- [WORK REQUIRED]: Quote the records that follow in full, leaving the pictures out.
+ + + +
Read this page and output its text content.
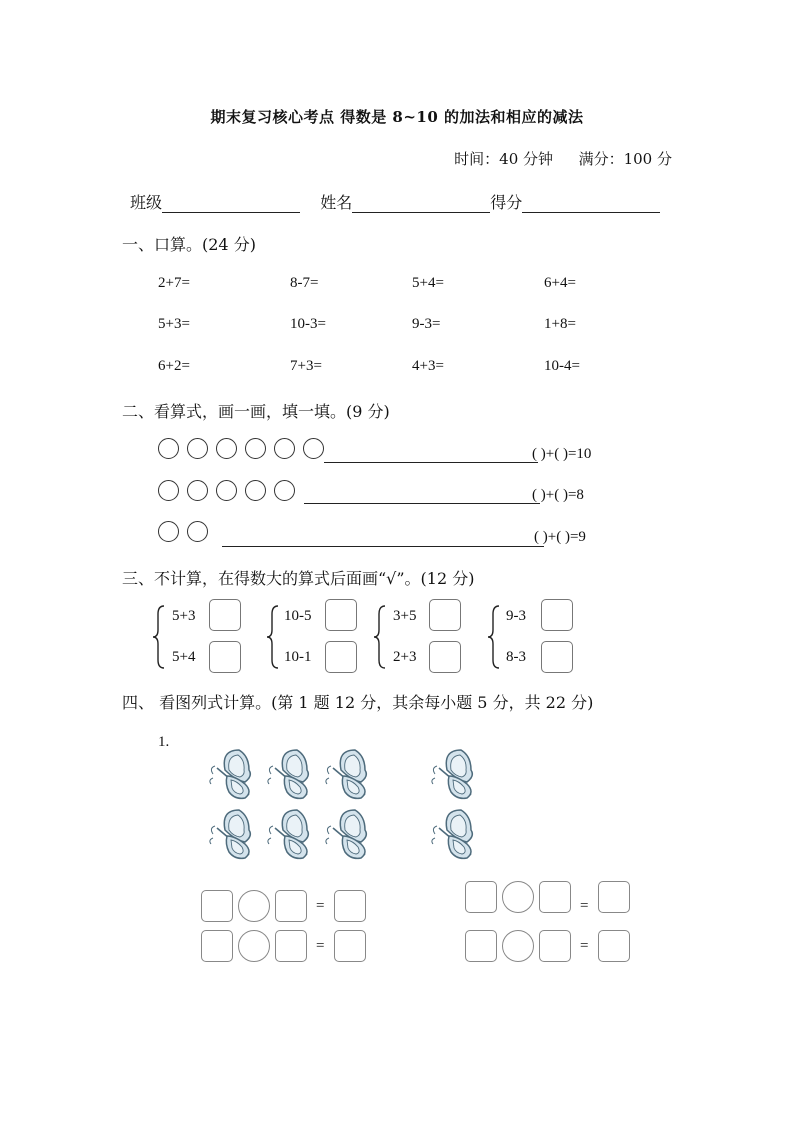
期末复习核心考点 得数是 8~10 的加法和相应的减法
时间：40 分钟 满分：100 分
班级	姓名	得分
一、口算。(24 分)
2+7=	8-7=	5+4=	6+4=
5+3=	10-3=	9-3=	1+8=
6+2=	7+3=	4+3=	10-4=
二、看算式，画一画，填一填。(9 分)
( )+( )=10
( )+( )=8
( )+( )=9
三、不计算，在得数大的算式后面画“√”。(12 分)
5+3
5+4
10-5
10-1
3+5
2+3
9-3
8-3
四、 看图列式计算。(第 1 题 12 分，其余每小题 5 分，共 22 分)
1.
=
=
=
=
+ + + +
- [RIGHT ANSWER]:
Read this page and output its text content.
期末复习核心考点 得数是 8~10 的加法和相应的减法
时间：40 分钟 满分：100 分
班级	姓名	得分
一、口算。(24 分)
2+7=	8-7=	5+4=	6+4=
5+3=	10-3=	9-3=	1+8=
6+2=	7+3=	4+3=	10-4=
二、看算式，画一画，填一填。(9 分)
( )+( )=10
( )+( )=8
( )+( )=9
三、不计算，在得数大的算式后面画“√”。(12 分)
5+3
5+4
10-5
10-1
3+5
2+3
9-3
8-3
四、 看图列式计算。(第 1 题 12 分，其余每小题 5 分，共 22 分)
1.
=
=
=
=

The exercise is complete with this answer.